Data shown >>
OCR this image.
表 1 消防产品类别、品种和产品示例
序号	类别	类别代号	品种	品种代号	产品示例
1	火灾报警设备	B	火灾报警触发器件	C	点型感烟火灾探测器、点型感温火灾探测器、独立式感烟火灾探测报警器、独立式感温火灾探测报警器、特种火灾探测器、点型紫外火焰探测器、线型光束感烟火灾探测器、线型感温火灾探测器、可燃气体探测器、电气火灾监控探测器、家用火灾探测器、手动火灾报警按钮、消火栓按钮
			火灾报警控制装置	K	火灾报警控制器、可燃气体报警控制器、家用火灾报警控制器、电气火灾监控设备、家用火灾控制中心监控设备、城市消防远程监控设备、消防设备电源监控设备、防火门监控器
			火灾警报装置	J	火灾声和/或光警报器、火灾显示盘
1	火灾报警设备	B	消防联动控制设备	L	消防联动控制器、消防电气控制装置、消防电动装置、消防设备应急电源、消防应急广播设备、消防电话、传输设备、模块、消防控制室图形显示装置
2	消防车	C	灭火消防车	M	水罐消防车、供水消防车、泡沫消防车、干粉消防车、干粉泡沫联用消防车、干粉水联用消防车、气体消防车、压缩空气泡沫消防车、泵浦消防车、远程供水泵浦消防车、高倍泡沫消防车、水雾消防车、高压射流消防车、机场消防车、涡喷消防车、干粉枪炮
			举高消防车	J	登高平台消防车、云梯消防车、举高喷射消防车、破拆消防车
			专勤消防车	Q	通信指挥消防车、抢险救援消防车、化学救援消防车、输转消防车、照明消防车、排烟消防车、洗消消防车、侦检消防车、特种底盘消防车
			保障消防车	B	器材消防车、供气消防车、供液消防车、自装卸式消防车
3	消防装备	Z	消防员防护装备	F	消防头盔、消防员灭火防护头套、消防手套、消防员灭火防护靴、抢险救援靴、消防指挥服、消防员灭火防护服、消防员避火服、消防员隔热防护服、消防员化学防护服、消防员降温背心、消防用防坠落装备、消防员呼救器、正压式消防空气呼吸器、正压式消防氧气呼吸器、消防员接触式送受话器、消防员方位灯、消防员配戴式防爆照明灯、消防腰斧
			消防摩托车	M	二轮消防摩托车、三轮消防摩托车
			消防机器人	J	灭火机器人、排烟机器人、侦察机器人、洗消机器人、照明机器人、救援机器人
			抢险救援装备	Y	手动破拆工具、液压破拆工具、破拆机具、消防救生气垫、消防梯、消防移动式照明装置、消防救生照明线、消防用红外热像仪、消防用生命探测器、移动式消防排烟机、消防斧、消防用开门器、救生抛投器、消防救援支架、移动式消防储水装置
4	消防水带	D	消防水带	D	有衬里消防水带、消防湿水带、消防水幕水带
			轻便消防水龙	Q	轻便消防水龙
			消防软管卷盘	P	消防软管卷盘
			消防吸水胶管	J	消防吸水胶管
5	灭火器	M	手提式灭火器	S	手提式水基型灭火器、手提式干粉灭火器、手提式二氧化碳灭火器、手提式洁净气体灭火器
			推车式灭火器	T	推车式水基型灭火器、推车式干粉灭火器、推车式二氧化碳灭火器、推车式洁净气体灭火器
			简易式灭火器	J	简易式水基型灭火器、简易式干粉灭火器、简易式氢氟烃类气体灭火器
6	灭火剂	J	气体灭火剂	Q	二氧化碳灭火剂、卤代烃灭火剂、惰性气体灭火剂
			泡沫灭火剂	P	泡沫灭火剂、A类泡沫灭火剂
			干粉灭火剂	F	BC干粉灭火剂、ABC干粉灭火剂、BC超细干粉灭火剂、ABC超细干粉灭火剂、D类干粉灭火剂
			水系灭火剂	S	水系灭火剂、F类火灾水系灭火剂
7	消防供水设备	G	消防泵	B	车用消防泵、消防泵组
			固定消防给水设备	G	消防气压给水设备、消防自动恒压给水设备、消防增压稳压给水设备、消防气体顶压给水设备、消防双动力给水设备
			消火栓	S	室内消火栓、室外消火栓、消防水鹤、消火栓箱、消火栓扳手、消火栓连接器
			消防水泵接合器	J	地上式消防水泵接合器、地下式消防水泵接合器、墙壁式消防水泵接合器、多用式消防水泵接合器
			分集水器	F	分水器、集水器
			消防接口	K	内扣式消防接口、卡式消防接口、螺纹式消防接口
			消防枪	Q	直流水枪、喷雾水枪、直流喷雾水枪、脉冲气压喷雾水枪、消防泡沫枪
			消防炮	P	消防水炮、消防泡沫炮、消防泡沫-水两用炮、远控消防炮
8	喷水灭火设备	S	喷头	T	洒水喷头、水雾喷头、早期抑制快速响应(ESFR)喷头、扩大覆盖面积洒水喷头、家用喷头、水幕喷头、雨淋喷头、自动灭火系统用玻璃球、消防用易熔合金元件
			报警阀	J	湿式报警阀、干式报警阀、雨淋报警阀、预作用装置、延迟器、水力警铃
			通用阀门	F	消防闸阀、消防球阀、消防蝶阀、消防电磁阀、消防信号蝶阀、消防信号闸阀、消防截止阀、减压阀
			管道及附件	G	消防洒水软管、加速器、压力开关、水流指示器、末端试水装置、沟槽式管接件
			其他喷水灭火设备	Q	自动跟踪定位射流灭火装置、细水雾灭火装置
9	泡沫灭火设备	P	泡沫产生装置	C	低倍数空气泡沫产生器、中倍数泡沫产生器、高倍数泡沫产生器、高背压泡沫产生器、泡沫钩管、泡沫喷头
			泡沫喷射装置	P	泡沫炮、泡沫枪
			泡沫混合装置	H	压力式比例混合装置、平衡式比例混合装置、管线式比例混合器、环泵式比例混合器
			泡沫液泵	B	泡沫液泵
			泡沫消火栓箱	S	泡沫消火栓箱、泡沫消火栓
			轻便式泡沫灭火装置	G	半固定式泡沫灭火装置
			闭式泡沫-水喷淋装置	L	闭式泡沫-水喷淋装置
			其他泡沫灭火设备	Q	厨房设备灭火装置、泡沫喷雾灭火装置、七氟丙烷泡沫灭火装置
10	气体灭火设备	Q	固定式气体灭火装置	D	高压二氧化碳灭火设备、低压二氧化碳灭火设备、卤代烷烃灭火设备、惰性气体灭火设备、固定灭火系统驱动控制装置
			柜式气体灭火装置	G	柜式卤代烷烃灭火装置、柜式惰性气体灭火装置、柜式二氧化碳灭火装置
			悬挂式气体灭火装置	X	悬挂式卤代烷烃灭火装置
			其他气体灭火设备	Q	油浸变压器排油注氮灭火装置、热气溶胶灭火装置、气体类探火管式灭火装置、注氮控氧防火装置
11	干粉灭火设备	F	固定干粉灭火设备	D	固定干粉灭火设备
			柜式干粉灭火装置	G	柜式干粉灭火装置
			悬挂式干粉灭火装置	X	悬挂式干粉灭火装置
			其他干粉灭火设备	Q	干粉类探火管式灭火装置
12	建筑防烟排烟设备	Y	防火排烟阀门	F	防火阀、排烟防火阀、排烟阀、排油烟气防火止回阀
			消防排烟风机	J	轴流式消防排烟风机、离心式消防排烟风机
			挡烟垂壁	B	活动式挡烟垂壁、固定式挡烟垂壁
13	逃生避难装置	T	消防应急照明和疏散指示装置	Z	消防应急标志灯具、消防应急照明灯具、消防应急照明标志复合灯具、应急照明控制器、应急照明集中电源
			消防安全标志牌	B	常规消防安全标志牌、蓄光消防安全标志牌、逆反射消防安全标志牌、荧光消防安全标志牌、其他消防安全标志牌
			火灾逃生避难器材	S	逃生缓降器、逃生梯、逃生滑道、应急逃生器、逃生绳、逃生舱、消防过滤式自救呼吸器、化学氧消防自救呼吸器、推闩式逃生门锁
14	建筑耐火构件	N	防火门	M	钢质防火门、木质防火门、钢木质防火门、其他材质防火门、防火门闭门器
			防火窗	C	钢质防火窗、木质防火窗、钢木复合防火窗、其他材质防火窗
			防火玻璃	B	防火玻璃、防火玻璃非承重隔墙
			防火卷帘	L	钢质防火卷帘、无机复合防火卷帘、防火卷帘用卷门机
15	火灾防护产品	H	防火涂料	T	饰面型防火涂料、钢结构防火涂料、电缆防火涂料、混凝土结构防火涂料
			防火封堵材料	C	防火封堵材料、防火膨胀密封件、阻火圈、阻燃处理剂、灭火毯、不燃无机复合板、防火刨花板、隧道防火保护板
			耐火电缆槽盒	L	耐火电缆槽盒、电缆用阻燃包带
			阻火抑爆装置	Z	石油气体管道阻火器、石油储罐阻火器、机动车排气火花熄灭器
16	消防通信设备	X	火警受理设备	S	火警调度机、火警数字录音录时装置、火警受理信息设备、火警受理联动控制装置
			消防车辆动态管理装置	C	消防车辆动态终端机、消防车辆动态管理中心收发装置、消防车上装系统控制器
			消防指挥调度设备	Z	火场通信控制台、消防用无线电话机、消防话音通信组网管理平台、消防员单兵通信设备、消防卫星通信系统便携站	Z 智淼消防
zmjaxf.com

Set exercise >>
State how many lines of the listing above include the word "火灾报警设备". Give nothing but the number.

Output for this task >>
2